→ **EXERCISE INSTRUCTIONS**:
Go through the entries below and retype them exactly, omitting each picture.

→ **DATA**:
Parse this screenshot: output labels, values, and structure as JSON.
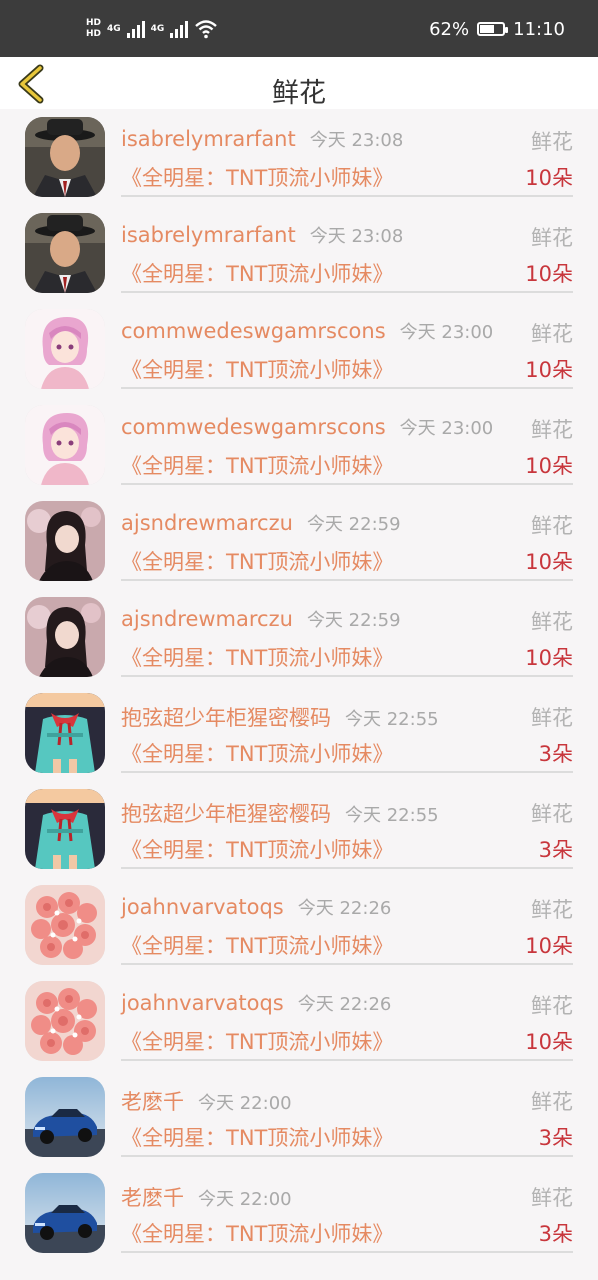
{
  "status": {
    "hd1": "HD",
    "hd2": "HD",
    "net1": "4G",
    "net2": "4G",
    "battery": "62%",
    "battery_level": 0.62,
    "time": "11:10"
  },
  "header": {
    "title": "鲜花"
  },
  "items": [
    {
      "user": "isabrelymrarfant",
      "time": "今天 23:08",
      "type": "鲜花",
      "book": "《全明星：TNT顶流小师妹》",
      "count": "10朵",
      "avatar": "man-hat"
    },
    {
      "user": "isabrelymrarfant",
      "time": "今天 23:08",
      "type": "鲜花",
      "book": "《全明星：TNT顶流小师妹》",
      "count": "10朵",
      "avatar": "man-hat"
    },
    {
      "user": "commwedeswgamrscons",
      "time": "今天 23:00",
      "type": "鲜花",
      "book": "《全明星：TNT顶流小师妹》",
      "count": "10朵",
      "avatar": "pink-girl"
    },
    {
      "user": "commwedeswgamrscons",
      "time": "今天 23:00",
      "type": "鲜花",
      "book": "《全明星：TNT顶流小师妹》",
      "count": "10朵",
      "avatar": "pink-girl"
    },
    {
      "user": "ajsndrewmarczu",
      "time": "今天 22:59",
      "type": "鲜花",
      "book": "《全明星：TNT顶流小师妹》",
      "count": "10朵",
      "avatar": "dark-girl"
    },
    {
      "user": "ajsndrewmarczu",
      "time": "今天 22:59",
      "type": "鲜花",
      "book": "《全明星：TNT顶流小师妹》",
      "count": "10朵",
      "avatar": "dark-girl"
    },
    {
      "user": "抱弦超少年柜猩密樱码",
      "time": "今天 22:55",
      "type": "鲜花",
      "book": "《全明星：TNT顶流小师妹》",
      "count": "3朵",
      "avatar": "teal-girl"
    },
    {
      "user": "抱弦超少年柜猩密樱码",
      "time": "今天 22:55",
      "type": "鲜花",
      "book": "《全明星：TNT顶流小师妹》",
      "count": "3朵",
      "avatar": "teal-girl"
    },
    {
      "user": "joahnvarvatoqs",
      "time": "今天 22:26",
      "type": "鲜花",
      "book": "《全明星：TNT顶流小师妹》",
      "count": "10朵",
      "avatar": "roses"
    },
    {
      "user": "joahnvarvatoqs",
      "time": "今天 22:26",
      "type": "鲜花",
      "book": "《全明星：TNT顶流小师妹》",
      "count": "10朵",
      "avatar": "roses"
    },
    {
      "user": "老麽千",
      "time": "今天 22:00",
      "type": "鲜花",
      "book": "《全明星：TNT顶流小师妹》",
      "count": "3朵",
      "avatar": "car"
    },
    {
      "user": "老麽千",
      "time": "今天 22:00",
      "type": "鲜花",
      "book": "《全明星：TNT顶流小师妹》",
      "count": "3朵",
      "avatar": "car"
    }
  ]
}
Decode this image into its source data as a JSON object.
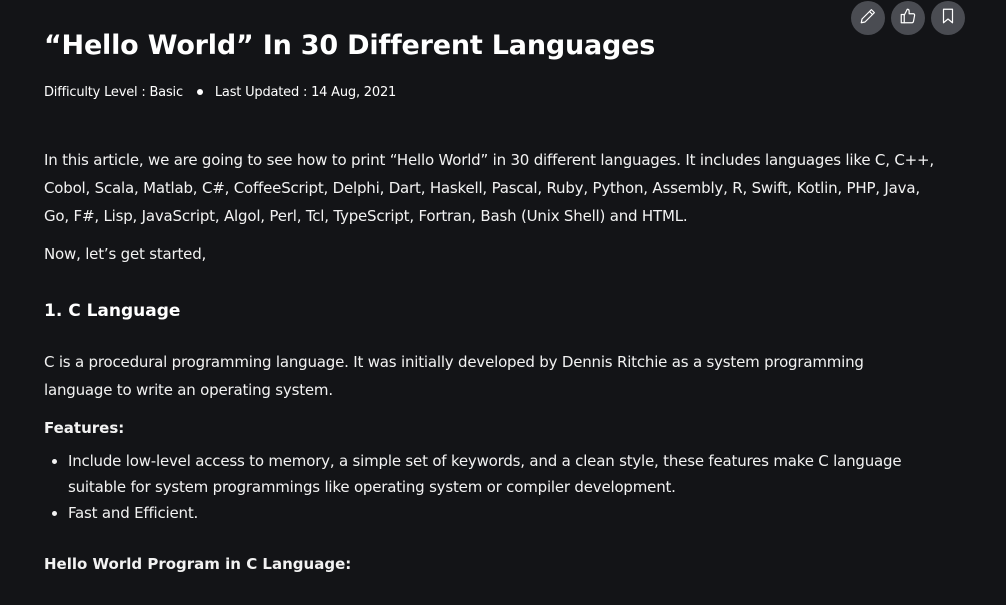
{
  "toolbar": {
    "buttons": [
      {
        "icon": "pencil-icon",
        "name": "edit-button"
      },
      {
        "icon": "thumbs-up-icon",
        "name": "like-button"
      },
      {
        "icon": "bookmark-icon",
        "name": "bookmark-button"
      }
    ]
  },
  "article": {
    "title": "“Hello World” In 30 Different Languages",
    "difficulty": "Difficulty Level : Basic",
    "last_updated": "Last Updated : 14 Aug, 2021",
    "intro": "In this article, we are going to see how to print “Hello World” in 30 different languages. It includes languages like C, C++, Cobol, Scala, Matlab, C#, CoffeeScript, Delphi, Dart, Haskell, Pascal, Ruby, Python, Assembly, R, Swift, Kotlin, PHP, Java, Go, F#, Lisp, JavaScript, Algol, Perl, Tcl, TypeScript, Fortran, Bash (Unix Shell) and HTML.",
    "lets_start": "Now, let’s get started,",
    "section1": {
      "heading": "1. C Language",
      "description": "C is a procedural programming language. It was initially developed by Dennis Ritchie as a system programming language to write an operating system.",
      "features_label": "Features:",
      "features": [
        "Include low-level access to memory, a simple set of keywords, and a clean style, these features make C language suitable for system programmings like operating system or compiler development.",
        "Fast and Efficient."
      ],
      "program_label": "Hello World Program in C Language:"
    }
  },
  "colors": {
    "background": "#131417",
    "text": "#f2f2f2",
    "button_bg": "#4a4c52"
  }
}
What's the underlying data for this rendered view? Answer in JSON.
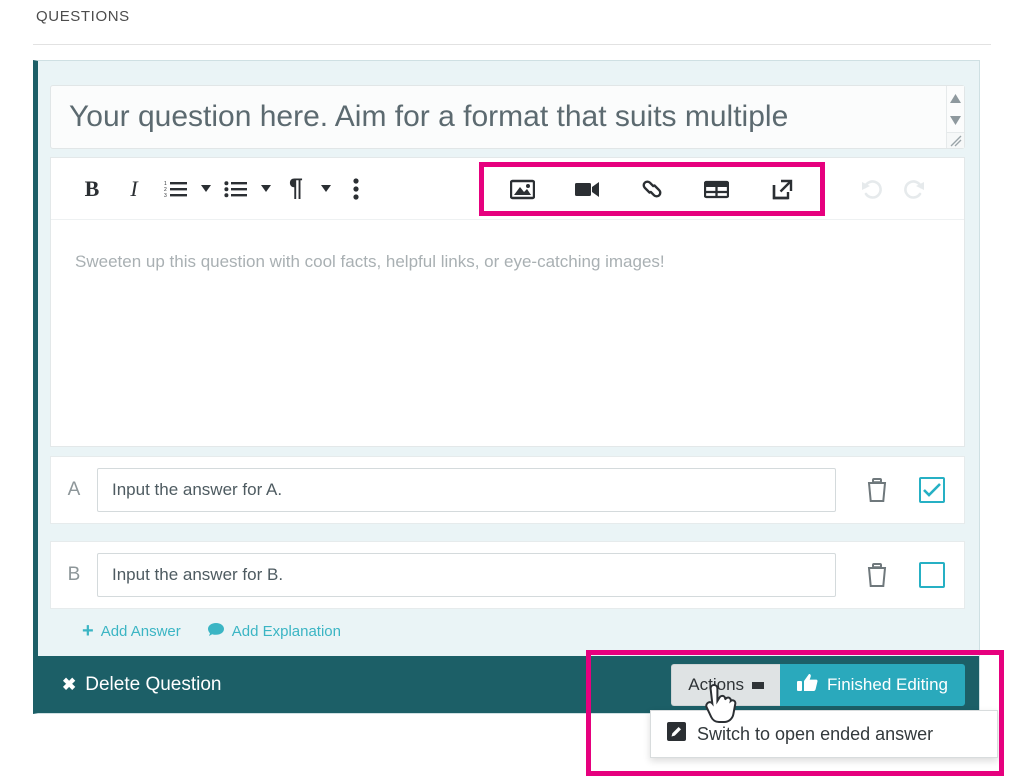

→ **RIGHT ANSWER**:
Parse this screenshot: output labels, values, and structure as JSON.
{
  "status": {
    "hd1": "HD",
    "hd2": "HD",
    "net1": "4G",
    "net2": "4G",
    "battery": "62%",
    "battery_level": 0.62,
    "time": "11:10"
  },
  "header": {
    "title": "鲜花"
  },
  "items": [
    {
      "user": "isabrelymrarfant",
      "time": "今天 23:08",
      "type": "鲜花",
      "book": "《全明星：TNT顶流小师妹》",
      "count": "10朵",
      "avatar": "man-hat"
    },
    {
      "user": "isabrelymrarfant",
      "time": "今天 23:08",
      "type": "鲜花",
      "book": "《全明星：TNT顶流小师妹》",
      "count": "10朵",
      "avatar": "man-hat"
    },
    {
      "user": "commwedeswgamrscons",
      "time": "今天 23:00",
      "type": "鲜花",
      "book": "《全明星：TNT顶流小师妹》",
      "count": "10朵",
      "avatar": "pink-girl"
    },
    {
      "user": "commwedeswgamrscons",
      "time": "今天 23:00",
      "type": "鲜花",
      "book": "《全明星：TNT顶流小师妹》",
      "count": "10朵",
      "avatar": "pink-girl"
    },
    {
      "user": "ajsndrewmarczu",
      "time": "今天 22:59",
      "type": "鲜花",
      "book": "《全明星：TNT顶流小师妹》",
      "count": "10朵",
      "avatar": "dark-girl"
    },
    {
      "user": "ajsndrewmarczu",
      "time": "今天 22:59",
      "type": "鲜花",
      "book": "《全明星：TNT顶流小师妹》",
      "count": "10朵",
      "avatar": "dark-girl"
    },
    {
      "user": "抱弦超少年柜猩密樱码",
      "time": "今天 22:55",
      "type": "鲜花",
      "book": "《全明星：TNT顶流小师妹》",
      "count": "3朵",
      "avatar": "teal-girl"
    },
    {
      "user": "抱弦超少年柜猩密樱码",
      "time": "今天 22:55",
      "type": "鲜花",
      "book": "《全明星：TNT顶流小师妹》",
      "count": "3朵",
      "avatar": "teal-girl"
    },
    {
      "user": "joahnvarvatoqs",
      "time": "今天 22:26",
      "type": "鲜花",
      "book": "《全明星：TNT顶流小师妹》",
      "count": "10朵",
      "avatar": "roses"
    },
    {
      "user": "joahnvarvatoqs",
      "time": "今天 22:26",
      "type": "鲜花",
      "book": "《全明星：TNT顶流小师妹》",
      "count": "10朵",
      "avatar": "roses"
    },
    {
      "user": "老麽千",
      "time": "今天 22:00",
      "type": "鲜花",
      "book": "《全明星：TNT顶流小师妹》",
      "count": "3朵",
      "avatar": "car"
    },
    {
      "user": "老麽千",
      "time": "今天 22:00",
      "type": "鲜花",
      "book": "《全明星：TNT顶流小师妹》",
      "count": "3朵",
      "avatar": "car"
    }
  ]
}
Decode this image into its source data as a JSON object.
{
  "toolbar": {
    "buttons": [
      {
        "icon": "pencil-icon",
        "name": "edit-button"
      },
      {
        "icon": "thumbs-up-icon",
        "name": "like-button"
      },
      {
        "icon": "bookmark-icon",
        "name": "bookmark-button"
      }
    ]
  },
  "article": {
    "title": "“Hello World” In 30 Different Languages",
    "difficulty": "Difficulty Level : Basic",
    "last_updated": "Last Updated : 14 Aug, 2021",
    "intro": "In this article, we are going to see how to print “Hello World” in 30 different languages. It includes languages like C, C++, Cobol, Scala, Matlab, C#, CoffeeScript, Delphi, Dart, Haskell, Pascal, Ruby, Python, Assembly, R, Swift, Kotlin, PHP, Java, Go, F#, Lisp, JavaScript, Algol, Perl, Tcl, TypeScript, Fortran, Bash (Unix Shell) and HTML.",
    "lets_start": "Now, let’s get started,",
    "section1": {
      "heading": "1. C Language",
      "description": "C is a procedural programming language. It was initially developed by Dennis Ritchie as a system programming language to write an operating system.",
      "features_label": "Features:",
      "features": [
        "Include low-level access to memory, a simple set of keywords, and a clean style, these features make C language suitable for system programmings like operating system or compiler development.",
        "Fast and Efficient."
      ],
      "program_label": "Hello World Program in C Language:"
    }
  },
  "colors": {
    "background": "#131417",
    "text": "#f2f2f2",
    "button_bg": "#4a4c52"
  }
}
What's the underlying data for this rendered view? Answer in JSON.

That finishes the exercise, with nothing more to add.